Turn the text of every line in the rows below into a JSON list of strings, one string per line, skipping any blank lines.

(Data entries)
----

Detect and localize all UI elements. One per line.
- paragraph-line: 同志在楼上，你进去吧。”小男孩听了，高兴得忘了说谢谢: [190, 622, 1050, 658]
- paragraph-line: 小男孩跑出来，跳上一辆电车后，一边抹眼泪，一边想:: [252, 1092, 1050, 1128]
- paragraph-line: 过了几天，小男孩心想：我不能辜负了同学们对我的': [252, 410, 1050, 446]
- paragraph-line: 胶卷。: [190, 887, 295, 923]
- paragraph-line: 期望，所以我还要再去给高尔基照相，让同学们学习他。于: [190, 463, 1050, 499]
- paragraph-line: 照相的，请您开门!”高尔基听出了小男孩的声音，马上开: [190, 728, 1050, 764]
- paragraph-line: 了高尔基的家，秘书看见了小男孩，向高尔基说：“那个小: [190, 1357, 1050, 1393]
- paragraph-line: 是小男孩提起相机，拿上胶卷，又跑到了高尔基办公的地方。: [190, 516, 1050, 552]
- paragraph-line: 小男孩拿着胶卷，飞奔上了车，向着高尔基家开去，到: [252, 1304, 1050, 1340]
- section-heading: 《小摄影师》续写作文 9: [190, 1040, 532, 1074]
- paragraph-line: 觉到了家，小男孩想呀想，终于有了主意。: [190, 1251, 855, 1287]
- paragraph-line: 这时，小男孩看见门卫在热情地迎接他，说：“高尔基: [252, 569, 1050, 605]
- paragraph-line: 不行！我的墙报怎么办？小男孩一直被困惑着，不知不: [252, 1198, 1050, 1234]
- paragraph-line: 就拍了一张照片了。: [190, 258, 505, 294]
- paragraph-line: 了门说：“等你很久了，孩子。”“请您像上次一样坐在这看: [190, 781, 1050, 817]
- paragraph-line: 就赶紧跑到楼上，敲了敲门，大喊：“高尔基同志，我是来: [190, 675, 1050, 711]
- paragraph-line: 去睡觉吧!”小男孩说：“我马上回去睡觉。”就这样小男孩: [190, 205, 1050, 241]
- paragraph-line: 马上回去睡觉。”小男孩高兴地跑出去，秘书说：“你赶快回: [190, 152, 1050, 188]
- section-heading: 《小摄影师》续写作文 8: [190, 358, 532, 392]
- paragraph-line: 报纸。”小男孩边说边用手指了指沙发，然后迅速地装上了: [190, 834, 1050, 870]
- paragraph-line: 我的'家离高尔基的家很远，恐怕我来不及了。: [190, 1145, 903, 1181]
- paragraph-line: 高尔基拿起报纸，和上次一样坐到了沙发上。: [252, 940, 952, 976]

----

» FINAL RESULT
[
  "Detect and localize all UI elements. One per line.",
  "- paragraph-line: 同志在楼上，你进去吧。”小男孩听了，高兴得忘了说谢谢: [190, 622, 1050, 658]",
  "- paragraph-line: 小男孩跑出来，跳上一辆电车后，一边抹眼泪，一边想:: [252, 1092, 1050, 1128]",
  "- paragraph-line: 过了几天，小男孩心想：我不能辜负了同学们对我的': [252, 410, 1050, 446]",
  "- paragraph-line: 胶卷。: [190, 887, 295, 923]",
  "- paragraph-line: 期望，所以我还要再去给高尔基照相，让同学们学习他。于: [190, 463, 1050, 499]",
  "- paragraph-line: 照相的，请您开门!”高尔基听出了小男孩的声音，马上开: [190, 728, 1050, 764]",
  "- paragraph-line: 了高尔基的家，秘书看见了小男孩，向高尔基说：“那个小: [190, 1357, 1050, 1393]",
  "- paragraph-line: 是小男孩提起相机，拿上胶卷，又跑到了高尔基办公的地方。: [190, 516, 1050, 552]",
  "- paragraph-line: 小男孩拿着胶卷，飞奔上了车，向着高尔基家开去，到: [252, 1304, 1050, 1340]",
  "- section-heading: 《小摄影师》续写作文 9: [190, 1040, 532, 1074]",
  "- paragraph-line: 觉到了家，小男孩想呀想，终于有了主意。: [190, 1251, 855, 1287]",
  "- paragraph-line: 这时，小男孩看见门卫在热情地迎接他，说：“高尔基: [252, 569, 1050, 605]",
  "- paragraph-line: 不行！我的墙报怎么办？小男孩一直被困惑着，不知不: [252, 1198, 1050, 1234]",
  "- paragraph-line: 就拍了一张照片了。: [190, 258, 505, 294]",
  "- paragraph-line: 了门说：“等你很久了，孩子。”“请您像上次一样坐在这看: [190, 781, 1050, 817]",
  "- paragraph-line: 就赶紧跑到楼上，敲了敲门，大喊：“高尔基同志，我是来: [190, 675, 1050, 711]",
  "- paragraph-line: 去睡觉吧!”小男孩说：“我马上回去睡觉。”就这样小男孩: [190, 205, 1050, 241]",
  "- paragraph-line: 马上回去睡觉。”小男孩高兴地跑出去，秘书说：“你赶快回: [190, 152, 1050, 188]",
  "- section-heading: 《小摄影师》续写作文 8: [190, 358, 532, 392]",
  "- paragraph-line: 报纸。”小男孩边说边用手指了指沙发，然后迅速地装上了: [190, 834, 1050, 870]",
  "- paragraph-line: 我的'家离高尔基的家很远，恐怕我来不及了。: [190, 1145, 903, 1181]",
  "- paragraph-line: 高尔基拿起报纸，和上次一样坐到了沙发上。: [252, 940, 952, 976]"
]